* **WHAT YOU NEED TO DO**: Determine how many lines include the word "title", then give that number and nothing more.

Stored data
────────────────────────────────────────

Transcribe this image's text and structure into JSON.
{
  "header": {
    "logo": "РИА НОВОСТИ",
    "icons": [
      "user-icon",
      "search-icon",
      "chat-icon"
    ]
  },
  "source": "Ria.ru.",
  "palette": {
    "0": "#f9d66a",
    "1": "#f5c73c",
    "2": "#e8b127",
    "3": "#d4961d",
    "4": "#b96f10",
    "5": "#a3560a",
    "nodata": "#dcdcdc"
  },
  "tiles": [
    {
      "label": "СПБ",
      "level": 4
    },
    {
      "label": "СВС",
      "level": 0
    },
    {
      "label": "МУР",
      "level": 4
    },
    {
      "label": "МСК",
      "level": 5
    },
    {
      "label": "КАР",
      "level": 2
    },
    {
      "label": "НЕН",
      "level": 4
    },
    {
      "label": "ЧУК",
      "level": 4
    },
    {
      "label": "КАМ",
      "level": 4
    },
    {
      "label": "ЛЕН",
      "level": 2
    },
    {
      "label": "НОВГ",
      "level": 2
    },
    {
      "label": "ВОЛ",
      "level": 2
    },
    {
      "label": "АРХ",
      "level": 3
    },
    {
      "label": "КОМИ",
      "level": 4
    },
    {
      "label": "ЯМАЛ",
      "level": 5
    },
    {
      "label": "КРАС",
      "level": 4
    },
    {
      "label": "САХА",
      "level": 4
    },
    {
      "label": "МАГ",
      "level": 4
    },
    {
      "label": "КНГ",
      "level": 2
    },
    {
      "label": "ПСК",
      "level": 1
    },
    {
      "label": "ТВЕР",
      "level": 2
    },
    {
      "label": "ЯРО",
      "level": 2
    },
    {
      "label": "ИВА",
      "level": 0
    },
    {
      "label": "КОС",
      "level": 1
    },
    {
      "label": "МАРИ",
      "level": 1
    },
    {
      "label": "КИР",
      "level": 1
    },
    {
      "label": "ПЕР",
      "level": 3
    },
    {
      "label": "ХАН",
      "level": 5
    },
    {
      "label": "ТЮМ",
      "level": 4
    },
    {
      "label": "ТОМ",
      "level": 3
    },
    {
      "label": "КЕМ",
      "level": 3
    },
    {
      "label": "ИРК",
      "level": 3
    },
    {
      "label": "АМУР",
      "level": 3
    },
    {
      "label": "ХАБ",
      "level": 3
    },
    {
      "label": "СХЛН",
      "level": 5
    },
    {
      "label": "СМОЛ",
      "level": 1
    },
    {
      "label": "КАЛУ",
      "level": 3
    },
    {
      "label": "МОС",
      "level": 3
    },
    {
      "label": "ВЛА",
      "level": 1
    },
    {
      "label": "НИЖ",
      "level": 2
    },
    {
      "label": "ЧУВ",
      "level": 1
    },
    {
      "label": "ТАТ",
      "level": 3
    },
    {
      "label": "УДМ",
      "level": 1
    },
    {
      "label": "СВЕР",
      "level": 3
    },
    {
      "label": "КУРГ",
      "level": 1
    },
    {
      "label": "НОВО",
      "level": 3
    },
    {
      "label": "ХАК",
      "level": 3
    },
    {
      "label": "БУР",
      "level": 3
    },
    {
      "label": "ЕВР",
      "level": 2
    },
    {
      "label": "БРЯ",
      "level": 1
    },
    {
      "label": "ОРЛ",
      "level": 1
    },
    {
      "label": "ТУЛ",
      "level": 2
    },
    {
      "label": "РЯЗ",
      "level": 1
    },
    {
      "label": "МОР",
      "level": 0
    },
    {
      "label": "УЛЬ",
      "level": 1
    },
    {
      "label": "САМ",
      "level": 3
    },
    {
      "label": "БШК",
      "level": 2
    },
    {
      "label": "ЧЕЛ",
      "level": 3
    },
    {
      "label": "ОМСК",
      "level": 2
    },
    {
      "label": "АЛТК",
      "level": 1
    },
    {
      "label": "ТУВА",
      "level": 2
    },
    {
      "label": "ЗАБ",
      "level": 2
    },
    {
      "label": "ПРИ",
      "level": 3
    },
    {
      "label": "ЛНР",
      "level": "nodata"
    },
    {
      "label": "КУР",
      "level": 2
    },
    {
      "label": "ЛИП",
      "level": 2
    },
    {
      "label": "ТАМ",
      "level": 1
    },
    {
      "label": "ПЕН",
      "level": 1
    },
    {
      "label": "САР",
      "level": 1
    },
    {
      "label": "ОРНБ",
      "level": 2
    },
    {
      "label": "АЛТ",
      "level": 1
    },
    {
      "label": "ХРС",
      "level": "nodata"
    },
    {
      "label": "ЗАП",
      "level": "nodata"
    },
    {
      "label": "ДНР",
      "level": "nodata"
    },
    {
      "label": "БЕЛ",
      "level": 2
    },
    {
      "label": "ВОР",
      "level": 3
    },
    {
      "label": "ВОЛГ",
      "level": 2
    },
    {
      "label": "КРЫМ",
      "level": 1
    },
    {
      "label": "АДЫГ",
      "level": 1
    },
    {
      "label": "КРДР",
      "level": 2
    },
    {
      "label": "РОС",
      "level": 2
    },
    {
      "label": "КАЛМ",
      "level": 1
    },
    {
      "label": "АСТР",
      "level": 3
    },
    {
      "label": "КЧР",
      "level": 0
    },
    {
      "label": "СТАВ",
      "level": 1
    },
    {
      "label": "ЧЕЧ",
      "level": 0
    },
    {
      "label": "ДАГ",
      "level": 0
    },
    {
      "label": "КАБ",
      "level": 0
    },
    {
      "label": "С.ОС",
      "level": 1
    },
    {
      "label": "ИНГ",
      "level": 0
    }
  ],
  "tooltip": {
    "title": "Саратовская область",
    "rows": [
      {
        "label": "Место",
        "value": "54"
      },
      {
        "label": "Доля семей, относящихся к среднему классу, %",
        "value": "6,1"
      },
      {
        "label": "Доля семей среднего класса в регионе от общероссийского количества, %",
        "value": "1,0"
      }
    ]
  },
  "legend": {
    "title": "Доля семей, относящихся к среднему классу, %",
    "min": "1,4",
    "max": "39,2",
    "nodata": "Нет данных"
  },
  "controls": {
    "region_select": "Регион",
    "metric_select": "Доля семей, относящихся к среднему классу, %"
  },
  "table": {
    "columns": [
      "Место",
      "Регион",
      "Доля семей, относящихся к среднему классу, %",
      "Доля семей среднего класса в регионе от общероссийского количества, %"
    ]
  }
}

────────────────────────────────────────

* **IN RESPONSE**: 2